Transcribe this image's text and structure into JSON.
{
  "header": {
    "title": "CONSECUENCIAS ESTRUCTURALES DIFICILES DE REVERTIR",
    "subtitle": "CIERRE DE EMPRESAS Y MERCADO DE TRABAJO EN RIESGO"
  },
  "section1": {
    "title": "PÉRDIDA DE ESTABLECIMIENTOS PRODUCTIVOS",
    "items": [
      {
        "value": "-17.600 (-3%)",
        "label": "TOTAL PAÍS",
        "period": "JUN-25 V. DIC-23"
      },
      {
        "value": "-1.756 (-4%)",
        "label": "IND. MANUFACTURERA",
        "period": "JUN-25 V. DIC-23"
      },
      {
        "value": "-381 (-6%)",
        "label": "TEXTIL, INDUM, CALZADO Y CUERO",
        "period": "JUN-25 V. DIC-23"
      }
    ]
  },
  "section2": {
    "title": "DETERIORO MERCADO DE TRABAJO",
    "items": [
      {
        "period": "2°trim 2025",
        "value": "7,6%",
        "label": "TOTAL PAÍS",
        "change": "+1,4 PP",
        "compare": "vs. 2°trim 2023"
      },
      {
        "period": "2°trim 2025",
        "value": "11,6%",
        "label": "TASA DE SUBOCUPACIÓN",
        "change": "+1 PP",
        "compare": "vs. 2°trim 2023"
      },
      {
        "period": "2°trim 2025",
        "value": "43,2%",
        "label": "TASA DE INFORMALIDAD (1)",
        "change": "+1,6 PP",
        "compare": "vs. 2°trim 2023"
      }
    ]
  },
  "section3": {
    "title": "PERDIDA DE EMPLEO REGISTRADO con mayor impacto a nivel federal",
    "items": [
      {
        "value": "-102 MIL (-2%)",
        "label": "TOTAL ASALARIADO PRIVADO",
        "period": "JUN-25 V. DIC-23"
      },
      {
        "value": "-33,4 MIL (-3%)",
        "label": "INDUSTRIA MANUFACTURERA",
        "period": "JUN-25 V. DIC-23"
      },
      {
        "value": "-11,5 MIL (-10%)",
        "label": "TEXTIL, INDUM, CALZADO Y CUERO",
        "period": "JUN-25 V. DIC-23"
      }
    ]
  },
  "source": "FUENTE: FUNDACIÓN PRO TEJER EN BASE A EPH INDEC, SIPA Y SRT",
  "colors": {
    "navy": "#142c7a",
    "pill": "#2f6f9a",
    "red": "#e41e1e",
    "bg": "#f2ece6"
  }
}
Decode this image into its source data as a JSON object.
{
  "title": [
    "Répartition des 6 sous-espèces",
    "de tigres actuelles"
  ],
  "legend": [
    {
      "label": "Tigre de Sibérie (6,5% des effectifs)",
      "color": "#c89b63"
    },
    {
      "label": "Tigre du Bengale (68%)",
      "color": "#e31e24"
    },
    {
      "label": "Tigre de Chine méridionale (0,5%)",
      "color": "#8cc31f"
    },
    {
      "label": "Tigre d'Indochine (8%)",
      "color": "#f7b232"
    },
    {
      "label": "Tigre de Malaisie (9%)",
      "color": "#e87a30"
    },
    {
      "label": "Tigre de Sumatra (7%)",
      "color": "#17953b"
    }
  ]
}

● ● ● ●

Requirement: Type out the material again exactly as presented.

Solution to this exercise:
Transcribe this image's text and structure into JSON.
{
  "header": {
    "title": "CONSECUENCIAS ESTRUCTURALES DIFICILES DE REVERTIR",
    "subtitle": "CIERRE DE EMPRESAS Y MERCADO DE TRABAJO EN RIESGO"
  },
  "section1": {
    "title": "PÉRDIDA DE ESTABLECIMIENTOS PRODUCTIVOS",
    "items": [
      {
        "value": "-17.600 (-3%)",
        "label": "TOTAL PAÍS",
        "period": "JUN-25 V. DIC-23"
      },
      {
        "value": "-1.756 (-4%)",
        "label": "IND. MANUFACTURERA",
        "period": "JUN-25 V. DIC-23"
      },
      {
        "value": "-381 (-6%)",
        "label": "TEXTIL, INDUM, CALZADO Y CUERO",
        "period": "JUN-25 V. DIC-23"
      }
    ]
  },
  "section2": {
    "title": "DETERIORO MERCADO DE TRABAJO",
    "items": [
      {
        "period": "2°trim 2025",
        "value": "7,6%",
        "label": "TOTAL PAÍS",
        "change": "+1,4 PP",
        "compare": "vs. 2°trim 2023"
      },
      {
        "period": "2°trim 2025",
        "value": "11,6%",
        "label": "TASA DE SUBOCUPACIÓN",
        "change": "+1 PP",
        "compare": "vs. 2°trim 2023"
      },
      {
        "period": "2°trim 2025",
        "value": "43,2%",
        "label": "TASA DE INFORMALIDAD (1)",
        "change": "+1,6 PP",
        "compare": "vs. 2°trim 2023"
      }
    ]
  },
  "section3": {
    "title": "PERDIDA DE EMPLEO REGISTRADO con mayor impacto a nivel federal",
    "items": [
      {
        "value": "-102 MIL (-2%)",
        "label": "TOTAL ASALARIADO PRIVADO",
        "period": "JUN-25 V. DIC-23"
      },
      {
        "value": "-33,4 MIL (-3%)",
        "label": "INDUSTRIA MANUFACTURERA",
        "period": "JUN-25 V. DIC-23"
      },
      {
        "value": "-11,5 MIL (-10%)",
        "label": "TEXTIL, INDUM, CALZADO Y CUERO",
        "period": "JUN-25 V. DIC-23"
      }
    ]
  },
  "source": "FUENTE: FUNDACIÓN PRO TEJER EN BASE A EPH INDEC, SIPA Y SRT",
  "colors": {
    "navy": "#142c7a",
    "pill": "#2f6f9a",
    "red": "#e41e1e",
    "bg": "#f2ece6"
  }
}
Decode this image into its source data as a JSON object.
{
  "title": [
    "Répartition des 6 sous-espèces",
    "de tigres actuelles"
  ],
  "legend": [
    {
      "label": "Tigre de Sibérie (6,5% des effectifs)",
      "color": "#c89b63"
    },
    {
      "label": "Tigre du Bengale (68%)",
      "color": "#e31e24"
    },
    {
      "label": "Tigre de Chine méridionale (0,5%)",
      "color": "#8cc31f"
    },
    {
      "label": "Tigre d'Indochine (8%)",
      "color": "#f7b232"
    },
    {
      "label": "Tigre de Malaisie (9%)",
      "color": "#e87a30"
    },
    {
      "label": "Tigre de Sumatra (7%)",
      "color": "#17953b"
    }
  ]
}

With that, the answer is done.